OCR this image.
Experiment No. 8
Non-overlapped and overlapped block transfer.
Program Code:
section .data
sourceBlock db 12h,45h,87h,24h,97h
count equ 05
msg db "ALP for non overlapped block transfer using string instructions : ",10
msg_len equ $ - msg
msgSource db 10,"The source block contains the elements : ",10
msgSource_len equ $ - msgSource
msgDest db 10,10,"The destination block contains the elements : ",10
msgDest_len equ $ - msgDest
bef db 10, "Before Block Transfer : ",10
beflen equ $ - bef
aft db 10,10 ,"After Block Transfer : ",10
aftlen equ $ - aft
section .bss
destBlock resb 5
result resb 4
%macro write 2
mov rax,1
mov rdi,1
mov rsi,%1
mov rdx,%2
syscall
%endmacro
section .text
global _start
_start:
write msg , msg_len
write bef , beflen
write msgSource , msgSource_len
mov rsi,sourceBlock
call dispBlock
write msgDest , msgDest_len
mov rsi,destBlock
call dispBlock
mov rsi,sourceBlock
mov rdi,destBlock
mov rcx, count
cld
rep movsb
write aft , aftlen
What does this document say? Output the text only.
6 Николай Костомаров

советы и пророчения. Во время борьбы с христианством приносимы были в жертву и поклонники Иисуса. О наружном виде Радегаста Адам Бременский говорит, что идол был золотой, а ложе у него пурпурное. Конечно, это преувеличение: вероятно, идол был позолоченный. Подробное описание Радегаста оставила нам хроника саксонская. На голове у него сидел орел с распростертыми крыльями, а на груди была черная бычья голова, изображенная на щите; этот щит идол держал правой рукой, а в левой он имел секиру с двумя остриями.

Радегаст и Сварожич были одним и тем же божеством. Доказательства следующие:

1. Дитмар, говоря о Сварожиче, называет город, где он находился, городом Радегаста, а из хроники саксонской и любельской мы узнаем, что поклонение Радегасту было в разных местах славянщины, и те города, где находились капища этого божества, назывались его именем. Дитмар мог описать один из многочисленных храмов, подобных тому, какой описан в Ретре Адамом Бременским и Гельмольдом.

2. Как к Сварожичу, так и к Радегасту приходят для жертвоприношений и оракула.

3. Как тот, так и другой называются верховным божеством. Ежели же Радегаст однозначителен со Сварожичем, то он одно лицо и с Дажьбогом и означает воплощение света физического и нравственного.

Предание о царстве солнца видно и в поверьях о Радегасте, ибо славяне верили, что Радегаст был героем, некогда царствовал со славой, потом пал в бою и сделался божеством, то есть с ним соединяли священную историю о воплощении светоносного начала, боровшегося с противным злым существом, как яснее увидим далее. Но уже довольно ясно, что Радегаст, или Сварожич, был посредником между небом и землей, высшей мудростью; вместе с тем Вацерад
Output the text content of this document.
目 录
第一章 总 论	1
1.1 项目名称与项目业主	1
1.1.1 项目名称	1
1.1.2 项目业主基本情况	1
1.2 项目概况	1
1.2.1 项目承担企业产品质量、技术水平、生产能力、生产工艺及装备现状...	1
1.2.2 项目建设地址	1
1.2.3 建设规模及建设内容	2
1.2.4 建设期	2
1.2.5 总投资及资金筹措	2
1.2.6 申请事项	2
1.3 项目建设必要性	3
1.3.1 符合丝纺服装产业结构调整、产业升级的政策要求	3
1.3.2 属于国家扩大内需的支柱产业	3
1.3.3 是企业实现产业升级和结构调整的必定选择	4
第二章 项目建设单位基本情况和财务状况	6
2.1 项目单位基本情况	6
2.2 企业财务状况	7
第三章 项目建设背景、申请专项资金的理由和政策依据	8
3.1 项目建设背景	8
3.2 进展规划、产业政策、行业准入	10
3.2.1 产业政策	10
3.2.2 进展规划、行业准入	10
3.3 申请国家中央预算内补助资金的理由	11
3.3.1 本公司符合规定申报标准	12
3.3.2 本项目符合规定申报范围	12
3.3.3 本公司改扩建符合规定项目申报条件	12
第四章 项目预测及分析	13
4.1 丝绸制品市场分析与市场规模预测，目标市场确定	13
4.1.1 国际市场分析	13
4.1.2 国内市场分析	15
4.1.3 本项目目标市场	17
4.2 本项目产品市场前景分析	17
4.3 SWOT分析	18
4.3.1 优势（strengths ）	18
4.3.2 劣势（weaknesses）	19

****************************************

_WHAT THE EXERCISE ASKS:_
Report all lines of the data that include the word "this".

_OUTPUT:_
OCR this image.
What does this document say? Output the text only.
Output the text content of this document.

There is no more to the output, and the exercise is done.